═══ Data section
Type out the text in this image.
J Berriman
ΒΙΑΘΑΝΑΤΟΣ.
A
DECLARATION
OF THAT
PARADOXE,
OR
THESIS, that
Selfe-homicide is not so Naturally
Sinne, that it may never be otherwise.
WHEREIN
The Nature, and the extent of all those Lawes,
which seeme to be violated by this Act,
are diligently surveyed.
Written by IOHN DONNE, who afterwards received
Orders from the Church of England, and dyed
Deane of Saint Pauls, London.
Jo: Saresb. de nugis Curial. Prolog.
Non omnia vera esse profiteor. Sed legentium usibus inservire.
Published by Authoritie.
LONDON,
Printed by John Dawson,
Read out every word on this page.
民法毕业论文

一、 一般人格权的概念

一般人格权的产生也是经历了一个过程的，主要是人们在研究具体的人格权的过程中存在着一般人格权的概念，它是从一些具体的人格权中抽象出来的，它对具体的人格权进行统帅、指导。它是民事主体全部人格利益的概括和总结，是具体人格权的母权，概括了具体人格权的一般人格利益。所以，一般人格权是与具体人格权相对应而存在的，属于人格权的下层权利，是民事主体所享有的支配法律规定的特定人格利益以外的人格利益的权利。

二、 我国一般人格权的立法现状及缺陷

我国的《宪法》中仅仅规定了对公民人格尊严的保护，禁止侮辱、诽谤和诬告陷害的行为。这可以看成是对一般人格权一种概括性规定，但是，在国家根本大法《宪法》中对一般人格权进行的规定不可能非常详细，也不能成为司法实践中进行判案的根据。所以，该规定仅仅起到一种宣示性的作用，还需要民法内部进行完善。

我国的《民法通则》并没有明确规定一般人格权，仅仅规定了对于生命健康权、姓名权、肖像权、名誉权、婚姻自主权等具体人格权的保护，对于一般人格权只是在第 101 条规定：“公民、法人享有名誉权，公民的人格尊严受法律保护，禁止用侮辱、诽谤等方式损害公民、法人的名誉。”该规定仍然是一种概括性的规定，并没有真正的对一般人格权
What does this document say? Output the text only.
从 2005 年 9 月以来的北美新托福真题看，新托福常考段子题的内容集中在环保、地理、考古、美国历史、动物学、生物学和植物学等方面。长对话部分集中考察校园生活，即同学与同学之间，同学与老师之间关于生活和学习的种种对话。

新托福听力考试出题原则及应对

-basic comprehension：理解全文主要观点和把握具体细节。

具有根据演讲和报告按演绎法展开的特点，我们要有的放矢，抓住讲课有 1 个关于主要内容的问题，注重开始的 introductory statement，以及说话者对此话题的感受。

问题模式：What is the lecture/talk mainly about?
══════
(Task details) Locate "What does this" in the data above. Then repeat, exactly, its line and each line after it through the last, adding nothing.

(Correct answer)
What does this document say? Output the text only.
从 2005 年 9 月以来的北美新托福真题看，新托福常考段子题的内容集中在环保、地理、考古、美国历史、动物学、生物学和植物学等方面。长对话部分集中考察校园生活，即同学与同学之间，同学与老师之间关于生活和学习的种种对话。

新托福听力考试出题原则及应对

-basic comprehension：理解全文主要观点和把握具体细节。

具有根据演讲和报告按演绎法展开的特点，我们要有的放矢，抓住讲课有 1 个关于主要内容的问题，注重开始的 introductory statement，以及说话者对此话题的感受。

问题模式：What is the lecture/talk mainly about?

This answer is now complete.